- Task details -
Review the lines that follow and copy each one that contains the word "Antal".

- Data provided -

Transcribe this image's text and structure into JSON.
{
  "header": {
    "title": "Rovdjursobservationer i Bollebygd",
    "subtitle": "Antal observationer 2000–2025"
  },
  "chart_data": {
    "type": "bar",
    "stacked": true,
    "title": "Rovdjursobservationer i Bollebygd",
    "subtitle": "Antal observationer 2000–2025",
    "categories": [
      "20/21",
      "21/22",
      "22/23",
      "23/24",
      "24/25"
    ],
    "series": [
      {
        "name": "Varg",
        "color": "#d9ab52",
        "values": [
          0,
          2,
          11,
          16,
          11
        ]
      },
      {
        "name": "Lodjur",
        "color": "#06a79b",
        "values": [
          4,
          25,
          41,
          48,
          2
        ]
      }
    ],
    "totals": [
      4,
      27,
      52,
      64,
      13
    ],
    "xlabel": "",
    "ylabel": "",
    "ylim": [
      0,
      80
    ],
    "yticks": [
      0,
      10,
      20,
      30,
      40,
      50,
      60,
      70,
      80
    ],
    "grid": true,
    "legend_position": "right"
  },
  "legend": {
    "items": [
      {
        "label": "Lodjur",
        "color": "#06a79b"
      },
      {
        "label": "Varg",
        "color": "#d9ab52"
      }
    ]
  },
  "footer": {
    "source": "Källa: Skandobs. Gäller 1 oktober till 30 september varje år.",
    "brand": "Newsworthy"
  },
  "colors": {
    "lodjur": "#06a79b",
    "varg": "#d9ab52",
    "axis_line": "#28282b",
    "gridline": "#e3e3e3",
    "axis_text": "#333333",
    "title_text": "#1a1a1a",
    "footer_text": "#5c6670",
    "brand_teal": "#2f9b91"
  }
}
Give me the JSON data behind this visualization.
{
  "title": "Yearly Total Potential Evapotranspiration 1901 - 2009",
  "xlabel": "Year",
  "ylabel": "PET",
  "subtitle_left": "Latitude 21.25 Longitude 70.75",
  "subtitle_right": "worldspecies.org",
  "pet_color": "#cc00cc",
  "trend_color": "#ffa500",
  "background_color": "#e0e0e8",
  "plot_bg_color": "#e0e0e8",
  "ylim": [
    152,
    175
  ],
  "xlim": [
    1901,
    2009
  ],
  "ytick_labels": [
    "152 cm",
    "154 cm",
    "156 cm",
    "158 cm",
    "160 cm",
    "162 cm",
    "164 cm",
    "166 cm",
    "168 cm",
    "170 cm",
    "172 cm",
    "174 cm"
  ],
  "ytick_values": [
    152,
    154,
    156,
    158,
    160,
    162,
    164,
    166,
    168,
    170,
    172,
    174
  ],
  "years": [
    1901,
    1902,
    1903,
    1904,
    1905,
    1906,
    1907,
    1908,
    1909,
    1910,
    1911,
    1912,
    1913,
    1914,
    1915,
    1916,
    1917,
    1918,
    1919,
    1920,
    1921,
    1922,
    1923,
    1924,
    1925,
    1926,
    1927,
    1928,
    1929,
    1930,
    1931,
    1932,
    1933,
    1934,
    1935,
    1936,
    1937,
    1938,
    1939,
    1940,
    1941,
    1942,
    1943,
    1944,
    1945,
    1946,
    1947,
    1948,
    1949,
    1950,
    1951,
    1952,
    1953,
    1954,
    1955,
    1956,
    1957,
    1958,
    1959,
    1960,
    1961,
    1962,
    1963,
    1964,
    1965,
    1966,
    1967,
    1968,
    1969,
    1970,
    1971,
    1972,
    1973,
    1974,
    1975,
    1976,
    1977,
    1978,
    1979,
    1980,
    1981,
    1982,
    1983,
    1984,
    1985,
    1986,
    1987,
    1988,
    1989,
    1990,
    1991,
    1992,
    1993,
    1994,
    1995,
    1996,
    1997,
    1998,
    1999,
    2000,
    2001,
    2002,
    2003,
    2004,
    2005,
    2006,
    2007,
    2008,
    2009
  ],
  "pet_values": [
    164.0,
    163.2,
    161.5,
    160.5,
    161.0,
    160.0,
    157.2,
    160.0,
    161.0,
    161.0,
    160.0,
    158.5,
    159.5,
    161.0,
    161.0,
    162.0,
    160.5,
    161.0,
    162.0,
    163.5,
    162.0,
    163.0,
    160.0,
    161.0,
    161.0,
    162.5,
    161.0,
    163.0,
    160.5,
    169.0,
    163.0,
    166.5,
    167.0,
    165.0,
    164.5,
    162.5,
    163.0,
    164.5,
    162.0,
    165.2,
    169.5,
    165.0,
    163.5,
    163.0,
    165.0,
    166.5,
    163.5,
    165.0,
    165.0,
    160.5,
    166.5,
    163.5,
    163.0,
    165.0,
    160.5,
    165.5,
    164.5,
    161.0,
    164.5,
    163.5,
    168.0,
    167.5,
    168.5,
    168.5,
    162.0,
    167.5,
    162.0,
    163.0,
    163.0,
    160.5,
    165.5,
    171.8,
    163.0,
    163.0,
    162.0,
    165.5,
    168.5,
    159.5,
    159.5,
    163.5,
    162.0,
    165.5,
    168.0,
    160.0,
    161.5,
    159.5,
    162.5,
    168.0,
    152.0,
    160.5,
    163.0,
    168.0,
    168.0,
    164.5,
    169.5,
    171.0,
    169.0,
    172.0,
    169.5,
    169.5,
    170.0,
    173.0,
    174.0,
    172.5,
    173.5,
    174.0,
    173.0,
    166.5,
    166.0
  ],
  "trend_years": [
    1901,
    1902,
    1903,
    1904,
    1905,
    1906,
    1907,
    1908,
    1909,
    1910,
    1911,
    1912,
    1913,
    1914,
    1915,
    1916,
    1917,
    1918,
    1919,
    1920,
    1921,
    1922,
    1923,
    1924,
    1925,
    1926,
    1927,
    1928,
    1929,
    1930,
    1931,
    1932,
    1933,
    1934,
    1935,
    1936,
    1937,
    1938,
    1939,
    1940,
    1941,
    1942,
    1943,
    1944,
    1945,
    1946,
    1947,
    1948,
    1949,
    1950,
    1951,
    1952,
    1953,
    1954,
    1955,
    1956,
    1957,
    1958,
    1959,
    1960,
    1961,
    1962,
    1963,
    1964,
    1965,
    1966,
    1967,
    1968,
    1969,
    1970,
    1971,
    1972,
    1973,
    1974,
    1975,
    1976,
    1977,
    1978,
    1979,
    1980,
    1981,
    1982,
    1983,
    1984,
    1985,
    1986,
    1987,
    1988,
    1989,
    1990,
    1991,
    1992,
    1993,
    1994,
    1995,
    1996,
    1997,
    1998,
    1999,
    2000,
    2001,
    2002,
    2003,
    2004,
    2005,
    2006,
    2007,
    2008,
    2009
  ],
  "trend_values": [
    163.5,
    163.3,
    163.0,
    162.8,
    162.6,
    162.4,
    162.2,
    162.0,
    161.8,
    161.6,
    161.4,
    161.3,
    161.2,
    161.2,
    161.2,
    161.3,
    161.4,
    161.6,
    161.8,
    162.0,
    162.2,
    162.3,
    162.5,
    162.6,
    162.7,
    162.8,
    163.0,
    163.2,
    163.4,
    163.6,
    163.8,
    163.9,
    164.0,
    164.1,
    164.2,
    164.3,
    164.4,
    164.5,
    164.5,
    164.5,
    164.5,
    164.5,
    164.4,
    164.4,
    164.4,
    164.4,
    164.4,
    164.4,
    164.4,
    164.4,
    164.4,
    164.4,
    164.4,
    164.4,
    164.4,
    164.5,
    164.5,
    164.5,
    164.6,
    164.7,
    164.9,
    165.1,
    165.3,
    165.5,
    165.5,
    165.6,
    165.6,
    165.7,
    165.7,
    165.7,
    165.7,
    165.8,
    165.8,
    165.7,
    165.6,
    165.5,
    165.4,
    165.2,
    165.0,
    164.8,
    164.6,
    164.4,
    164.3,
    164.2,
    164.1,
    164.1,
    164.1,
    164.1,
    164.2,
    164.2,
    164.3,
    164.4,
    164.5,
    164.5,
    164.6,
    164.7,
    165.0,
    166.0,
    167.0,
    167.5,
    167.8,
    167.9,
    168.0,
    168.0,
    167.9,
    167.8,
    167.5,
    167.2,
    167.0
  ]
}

- The reply -
    "subtitle": "Antal observationer 2000–2025"
    "subtitle": "Antal observationer 2000–2025",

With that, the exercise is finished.